SHORT EXERCISE: Which lines hold the word "this"? Copy each of them from the material.

ROWS:
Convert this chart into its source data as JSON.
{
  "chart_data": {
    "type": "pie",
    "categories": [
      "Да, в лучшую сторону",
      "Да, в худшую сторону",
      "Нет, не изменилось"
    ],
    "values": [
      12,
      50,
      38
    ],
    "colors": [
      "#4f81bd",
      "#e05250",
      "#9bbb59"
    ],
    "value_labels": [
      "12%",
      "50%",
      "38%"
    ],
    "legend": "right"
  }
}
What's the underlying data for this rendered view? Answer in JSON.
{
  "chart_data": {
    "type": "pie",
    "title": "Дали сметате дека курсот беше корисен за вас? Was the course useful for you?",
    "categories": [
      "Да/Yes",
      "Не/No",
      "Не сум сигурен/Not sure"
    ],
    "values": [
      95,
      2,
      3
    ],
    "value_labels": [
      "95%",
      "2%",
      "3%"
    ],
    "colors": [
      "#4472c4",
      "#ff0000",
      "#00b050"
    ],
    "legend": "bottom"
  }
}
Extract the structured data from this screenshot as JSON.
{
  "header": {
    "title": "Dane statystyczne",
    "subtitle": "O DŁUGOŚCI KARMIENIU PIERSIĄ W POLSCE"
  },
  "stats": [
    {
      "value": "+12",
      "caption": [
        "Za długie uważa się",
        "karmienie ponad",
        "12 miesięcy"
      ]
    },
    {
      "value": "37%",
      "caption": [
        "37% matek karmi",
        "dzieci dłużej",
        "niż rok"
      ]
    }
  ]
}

TASK SOLUTION:
Convert this chart into its source data as JSON.
What's the underlying data for this rendered view? Answer in JSON.
Extract the structured data from this screenshot as JSON.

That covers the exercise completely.